* **WHAT IS REQUIRED**: Transcribe every line, keeping it exact.

* **DATA EXTRACT**:
+++++

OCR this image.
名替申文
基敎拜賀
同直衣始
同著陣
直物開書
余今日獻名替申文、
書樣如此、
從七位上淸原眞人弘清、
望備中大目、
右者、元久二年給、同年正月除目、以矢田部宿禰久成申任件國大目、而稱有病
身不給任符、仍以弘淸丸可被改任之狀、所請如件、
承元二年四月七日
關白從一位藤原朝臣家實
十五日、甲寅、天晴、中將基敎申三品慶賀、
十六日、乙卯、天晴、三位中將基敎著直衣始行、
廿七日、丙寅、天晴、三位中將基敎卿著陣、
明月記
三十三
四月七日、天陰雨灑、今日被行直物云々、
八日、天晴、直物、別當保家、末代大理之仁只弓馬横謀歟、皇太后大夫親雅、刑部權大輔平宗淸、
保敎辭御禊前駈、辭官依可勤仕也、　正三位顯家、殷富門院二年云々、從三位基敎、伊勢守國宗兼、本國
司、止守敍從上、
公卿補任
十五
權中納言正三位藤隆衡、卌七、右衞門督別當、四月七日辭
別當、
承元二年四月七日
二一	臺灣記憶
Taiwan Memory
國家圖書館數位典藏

+++++

* **RESPONSE FOR THIS EXERCISE**:
OCR this image.
名替申文
基敎拜賀
同直衣始
同著陣
直物開書
余今日獻名替申文、
書樣如此、
從七位上淸原眞人弘清、
望備中大目、
右者、元久二年給、同年正月除目、以矢田部宿禰久成申任件國大目、而稱有病
身不給任符、仍以弘淸丸可被改任之狀、所請如件、
承元二年四月七日
關白從一位藤原朝臣家實
十五日、甲寅、天晴、中將基敎申三品慶賀、
十六日、乙卯、天晴、三位中將基敎著直衣始行、
廿七日、丙寅、天晴、三位中將基敎卿著陣、
明月記
三十三
四月七日、天陰雨灑、今日被行直物云々、
八日、天晴、直物、別當保家、末代大理之仁只弓馬横謀歟、皇太后大夫親雅、刑部權大輔平宗淸、
保敎辭御禊前駈、辭官依可勤仕也、　正三位顯家、殷富門院二年云々、從三位基敎、伊勢守國宗兼、本國
司、止守敍從上、
公卿補任
十五
權中納言正三位藤隆衡、卌七、右衞門督別當、四月七日辭
別當、
承元二年四月七日
二一	臺灣記憶
Taiwan Memory
國家圖書館數位典藏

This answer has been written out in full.